-- PROBLEM DETAILS --
Exclude images, then output the remaining data verbatim.

-- STORED RECORDS --
______________________________

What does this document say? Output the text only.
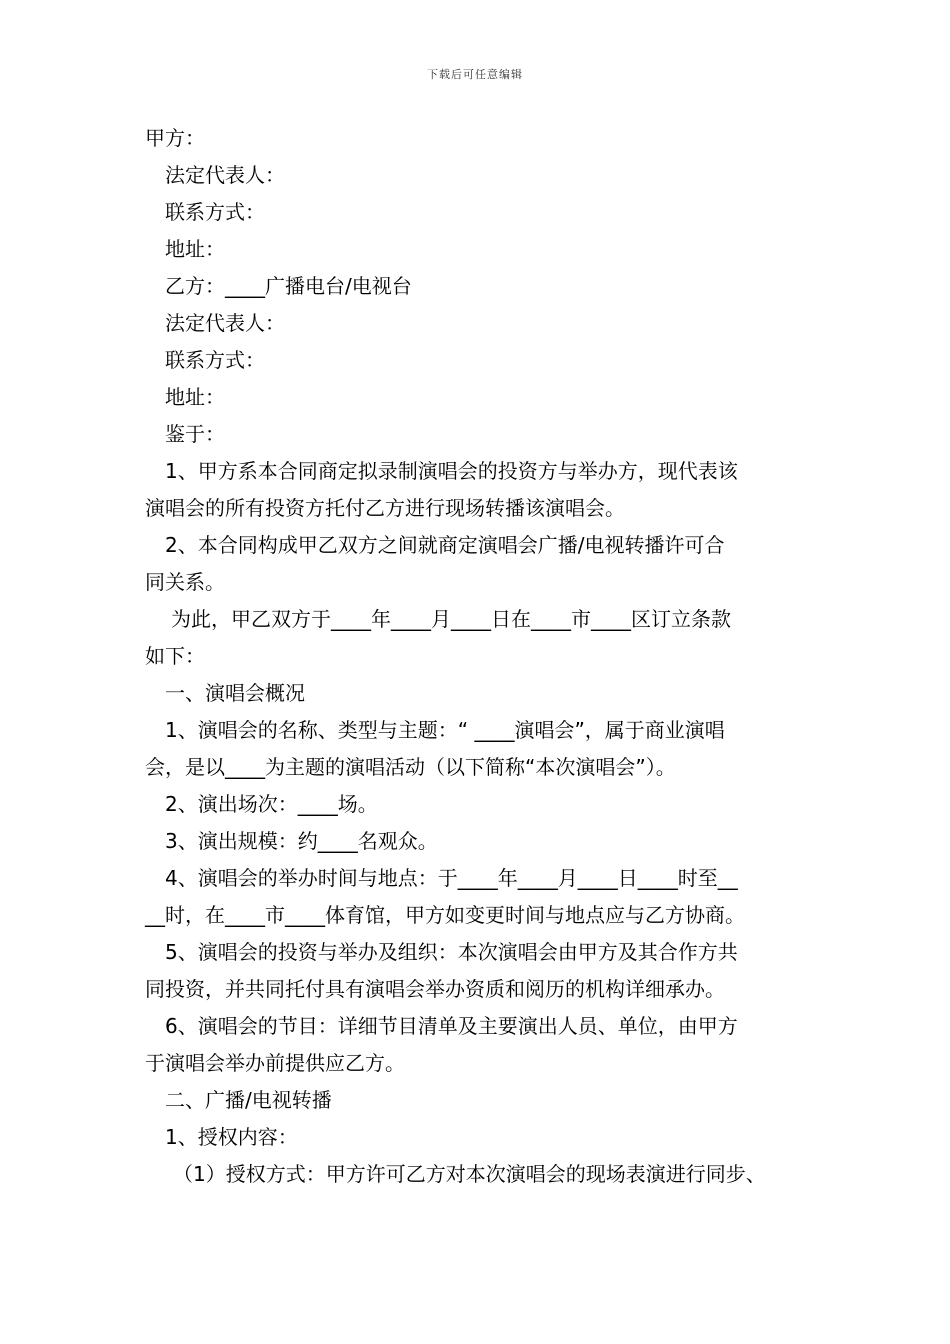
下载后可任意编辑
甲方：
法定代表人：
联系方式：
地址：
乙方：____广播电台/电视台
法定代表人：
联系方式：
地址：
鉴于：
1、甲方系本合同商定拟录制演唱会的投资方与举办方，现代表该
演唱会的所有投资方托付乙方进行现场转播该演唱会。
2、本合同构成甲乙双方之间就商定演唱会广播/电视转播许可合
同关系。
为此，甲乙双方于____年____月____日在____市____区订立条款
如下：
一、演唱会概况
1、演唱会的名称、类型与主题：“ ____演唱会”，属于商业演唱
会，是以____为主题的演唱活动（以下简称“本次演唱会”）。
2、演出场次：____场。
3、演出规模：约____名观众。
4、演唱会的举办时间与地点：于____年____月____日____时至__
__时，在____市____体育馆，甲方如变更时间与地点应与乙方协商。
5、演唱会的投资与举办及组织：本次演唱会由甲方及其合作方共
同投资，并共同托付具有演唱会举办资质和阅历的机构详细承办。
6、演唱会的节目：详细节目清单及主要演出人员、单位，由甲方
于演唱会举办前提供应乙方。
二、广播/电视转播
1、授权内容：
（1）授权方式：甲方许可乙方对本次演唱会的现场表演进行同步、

______________________________

-- FINAL ANSWER --
What does this document say? Output the text only.
下载后可任意编辑
甲方：
法定代表人：
联系方式：
地址：
乙方：____广播电台/电视台
法定代表人：
联系方式：
地址：
鉴于：
1、甲方系本合同商定拟录制演唱会的投资方与举办方，现代表该
演唱会的所有投资方托付乙方进行现场转播该演唱会。
2、本合同构成甲乙双方之间就商定演唱会广播/电视转播许可合
同关系。
为此，甲乙双方于____年____月____日在____市____区订立条款
如下：
一、演唱会概况
1、演唱会的名称、类型与主题：“ ____演唱会”，属于商业演唱
会，是以____为主题的演唱活动（以下简称“本次演唱会”）。
2、演出场次：____场。
3、演出规模：约____名观众。
4、演唱会的举办时间与地点：于____年____月____日____时至__
__时，在____市____体育馆，甲方如变更时间与地点应与乙方协商。
5、演唱会的投资与举办及组织：本次演唱会由甲方及其合作方共
同投资，并共同托付具有演唱会举办资质和阅历的机构详细承办。
6、演唱会的节目：详细节目清单及主要演出人员、单位，由甲方
于演唱会举办前提供应乙方。
二、广播/电视转播
1、授权内容：
（1）授权方式：甲方许可乙方对本次演唱会的现场表演进行同步、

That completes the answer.